───── Data listing ─────
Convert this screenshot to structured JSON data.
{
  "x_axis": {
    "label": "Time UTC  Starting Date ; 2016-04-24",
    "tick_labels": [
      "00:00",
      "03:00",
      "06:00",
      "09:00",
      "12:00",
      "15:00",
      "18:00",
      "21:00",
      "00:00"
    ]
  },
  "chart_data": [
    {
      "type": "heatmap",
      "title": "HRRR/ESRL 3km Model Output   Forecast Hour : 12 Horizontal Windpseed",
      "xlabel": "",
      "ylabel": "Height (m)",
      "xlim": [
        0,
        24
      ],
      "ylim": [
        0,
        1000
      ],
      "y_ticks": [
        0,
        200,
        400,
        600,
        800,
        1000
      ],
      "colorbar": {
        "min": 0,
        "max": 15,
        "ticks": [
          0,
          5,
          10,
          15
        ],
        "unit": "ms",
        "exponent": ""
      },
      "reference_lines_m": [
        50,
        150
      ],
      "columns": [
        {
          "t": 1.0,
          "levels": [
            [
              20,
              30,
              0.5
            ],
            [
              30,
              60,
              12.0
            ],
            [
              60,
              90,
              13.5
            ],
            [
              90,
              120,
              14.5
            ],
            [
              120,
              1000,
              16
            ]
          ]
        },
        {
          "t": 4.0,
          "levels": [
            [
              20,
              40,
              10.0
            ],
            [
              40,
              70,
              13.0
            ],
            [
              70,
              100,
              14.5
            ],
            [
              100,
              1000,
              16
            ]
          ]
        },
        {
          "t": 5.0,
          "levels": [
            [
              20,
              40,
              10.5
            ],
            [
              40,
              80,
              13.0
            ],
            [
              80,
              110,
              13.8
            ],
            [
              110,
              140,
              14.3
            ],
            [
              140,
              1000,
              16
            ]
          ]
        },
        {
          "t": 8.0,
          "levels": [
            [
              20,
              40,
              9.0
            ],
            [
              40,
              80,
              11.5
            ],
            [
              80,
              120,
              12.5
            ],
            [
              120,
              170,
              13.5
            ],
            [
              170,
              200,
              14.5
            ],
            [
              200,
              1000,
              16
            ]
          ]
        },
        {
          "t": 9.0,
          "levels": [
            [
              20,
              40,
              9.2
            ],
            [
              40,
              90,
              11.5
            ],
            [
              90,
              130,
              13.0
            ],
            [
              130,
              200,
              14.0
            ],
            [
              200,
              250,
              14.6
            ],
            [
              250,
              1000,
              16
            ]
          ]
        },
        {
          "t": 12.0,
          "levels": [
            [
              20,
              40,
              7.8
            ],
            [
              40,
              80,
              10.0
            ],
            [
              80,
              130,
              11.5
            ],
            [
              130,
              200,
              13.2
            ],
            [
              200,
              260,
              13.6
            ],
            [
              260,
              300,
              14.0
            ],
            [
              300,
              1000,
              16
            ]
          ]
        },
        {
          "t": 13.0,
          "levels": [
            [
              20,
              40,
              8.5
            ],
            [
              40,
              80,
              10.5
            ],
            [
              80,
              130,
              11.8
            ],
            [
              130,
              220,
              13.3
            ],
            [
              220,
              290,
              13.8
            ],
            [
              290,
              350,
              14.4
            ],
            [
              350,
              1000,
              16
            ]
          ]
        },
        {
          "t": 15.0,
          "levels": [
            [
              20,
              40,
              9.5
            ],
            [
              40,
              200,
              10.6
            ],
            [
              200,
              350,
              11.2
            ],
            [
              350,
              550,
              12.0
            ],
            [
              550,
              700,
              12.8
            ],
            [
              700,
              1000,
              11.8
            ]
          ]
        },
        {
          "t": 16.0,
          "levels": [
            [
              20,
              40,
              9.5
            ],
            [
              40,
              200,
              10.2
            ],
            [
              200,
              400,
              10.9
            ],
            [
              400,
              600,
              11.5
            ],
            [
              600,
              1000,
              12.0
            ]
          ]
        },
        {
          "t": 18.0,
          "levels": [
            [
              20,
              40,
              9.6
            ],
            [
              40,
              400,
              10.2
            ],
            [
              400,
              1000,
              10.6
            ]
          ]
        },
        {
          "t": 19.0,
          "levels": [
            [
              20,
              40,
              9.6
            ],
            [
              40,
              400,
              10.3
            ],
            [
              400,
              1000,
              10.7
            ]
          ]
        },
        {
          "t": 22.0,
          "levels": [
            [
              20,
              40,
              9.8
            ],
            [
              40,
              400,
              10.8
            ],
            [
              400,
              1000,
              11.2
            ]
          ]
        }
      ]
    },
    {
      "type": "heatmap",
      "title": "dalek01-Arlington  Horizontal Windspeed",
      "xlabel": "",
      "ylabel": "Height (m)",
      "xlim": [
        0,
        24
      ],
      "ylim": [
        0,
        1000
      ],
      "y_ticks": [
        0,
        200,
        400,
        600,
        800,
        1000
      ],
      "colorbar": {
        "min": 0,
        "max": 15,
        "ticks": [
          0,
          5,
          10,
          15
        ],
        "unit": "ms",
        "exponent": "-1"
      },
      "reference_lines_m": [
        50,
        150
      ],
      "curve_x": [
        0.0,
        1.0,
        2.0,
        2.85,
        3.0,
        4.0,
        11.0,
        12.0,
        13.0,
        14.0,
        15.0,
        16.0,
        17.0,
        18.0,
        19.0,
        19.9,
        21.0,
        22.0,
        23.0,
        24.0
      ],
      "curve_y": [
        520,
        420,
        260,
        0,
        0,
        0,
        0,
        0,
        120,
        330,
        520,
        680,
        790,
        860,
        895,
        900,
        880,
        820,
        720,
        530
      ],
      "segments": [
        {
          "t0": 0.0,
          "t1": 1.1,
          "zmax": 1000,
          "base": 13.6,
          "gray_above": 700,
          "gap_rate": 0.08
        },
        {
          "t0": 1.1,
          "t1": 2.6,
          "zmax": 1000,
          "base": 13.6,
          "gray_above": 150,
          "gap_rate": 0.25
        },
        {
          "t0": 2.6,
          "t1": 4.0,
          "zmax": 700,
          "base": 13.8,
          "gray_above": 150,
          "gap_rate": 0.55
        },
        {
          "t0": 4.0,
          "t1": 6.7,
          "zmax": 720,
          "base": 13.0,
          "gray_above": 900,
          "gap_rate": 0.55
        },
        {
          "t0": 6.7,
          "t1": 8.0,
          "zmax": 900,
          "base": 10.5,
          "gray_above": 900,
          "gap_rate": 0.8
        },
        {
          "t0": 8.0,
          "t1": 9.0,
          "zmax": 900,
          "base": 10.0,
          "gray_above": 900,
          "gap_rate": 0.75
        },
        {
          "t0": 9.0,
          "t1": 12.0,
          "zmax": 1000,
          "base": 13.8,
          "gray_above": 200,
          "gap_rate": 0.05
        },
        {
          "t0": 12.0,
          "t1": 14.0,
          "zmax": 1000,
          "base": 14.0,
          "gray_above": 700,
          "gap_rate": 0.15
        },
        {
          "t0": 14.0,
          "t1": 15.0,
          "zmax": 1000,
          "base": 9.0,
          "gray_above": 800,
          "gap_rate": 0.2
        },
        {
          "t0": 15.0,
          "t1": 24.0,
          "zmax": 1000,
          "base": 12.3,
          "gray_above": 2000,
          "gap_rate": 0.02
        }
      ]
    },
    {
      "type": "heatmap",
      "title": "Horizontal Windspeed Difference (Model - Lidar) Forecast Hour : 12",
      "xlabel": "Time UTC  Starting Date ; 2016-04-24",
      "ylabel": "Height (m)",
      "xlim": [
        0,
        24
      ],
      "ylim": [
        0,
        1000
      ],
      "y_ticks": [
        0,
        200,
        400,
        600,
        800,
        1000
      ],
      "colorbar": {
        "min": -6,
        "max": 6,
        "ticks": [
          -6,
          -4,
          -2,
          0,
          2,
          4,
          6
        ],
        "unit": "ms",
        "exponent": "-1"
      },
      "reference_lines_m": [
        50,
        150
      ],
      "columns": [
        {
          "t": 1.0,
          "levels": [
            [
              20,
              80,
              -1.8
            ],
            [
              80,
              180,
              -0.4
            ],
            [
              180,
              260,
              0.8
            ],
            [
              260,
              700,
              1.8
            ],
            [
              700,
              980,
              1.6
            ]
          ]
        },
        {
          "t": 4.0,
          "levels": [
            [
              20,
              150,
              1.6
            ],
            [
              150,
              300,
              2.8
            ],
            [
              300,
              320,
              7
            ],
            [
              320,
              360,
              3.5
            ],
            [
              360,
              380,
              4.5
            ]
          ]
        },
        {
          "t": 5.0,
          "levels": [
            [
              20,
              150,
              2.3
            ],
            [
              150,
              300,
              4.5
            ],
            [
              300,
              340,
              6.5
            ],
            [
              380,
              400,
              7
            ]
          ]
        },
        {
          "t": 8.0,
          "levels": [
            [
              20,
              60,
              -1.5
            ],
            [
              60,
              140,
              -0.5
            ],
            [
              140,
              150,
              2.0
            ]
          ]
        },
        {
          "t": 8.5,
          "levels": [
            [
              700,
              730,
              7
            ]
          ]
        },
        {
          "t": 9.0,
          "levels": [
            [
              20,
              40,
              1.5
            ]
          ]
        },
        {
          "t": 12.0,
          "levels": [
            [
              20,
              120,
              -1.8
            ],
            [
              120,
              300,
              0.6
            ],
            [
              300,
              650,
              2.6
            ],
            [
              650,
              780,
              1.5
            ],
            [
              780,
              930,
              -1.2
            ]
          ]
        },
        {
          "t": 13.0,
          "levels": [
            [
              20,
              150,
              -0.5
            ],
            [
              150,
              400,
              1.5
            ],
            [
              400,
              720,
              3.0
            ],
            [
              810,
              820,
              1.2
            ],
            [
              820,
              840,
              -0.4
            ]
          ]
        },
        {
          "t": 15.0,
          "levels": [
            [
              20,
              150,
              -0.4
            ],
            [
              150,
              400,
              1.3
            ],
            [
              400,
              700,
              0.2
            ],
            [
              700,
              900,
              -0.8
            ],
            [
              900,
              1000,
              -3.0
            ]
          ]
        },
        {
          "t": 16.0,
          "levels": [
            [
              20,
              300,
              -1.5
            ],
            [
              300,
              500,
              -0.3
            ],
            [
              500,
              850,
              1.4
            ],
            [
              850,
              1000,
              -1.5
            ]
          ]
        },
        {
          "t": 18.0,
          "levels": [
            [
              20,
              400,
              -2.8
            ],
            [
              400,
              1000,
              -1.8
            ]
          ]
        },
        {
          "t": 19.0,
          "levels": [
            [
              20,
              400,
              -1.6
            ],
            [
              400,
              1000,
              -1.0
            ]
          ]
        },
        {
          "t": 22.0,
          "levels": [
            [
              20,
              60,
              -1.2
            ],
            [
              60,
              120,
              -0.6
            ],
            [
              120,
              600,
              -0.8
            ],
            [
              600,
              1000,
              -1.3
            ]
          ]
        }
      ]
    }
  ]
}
─────
| Exercise task |
Find how many of the lines above have the word "Forecast" in them. State only that number.

| Exercise output |
2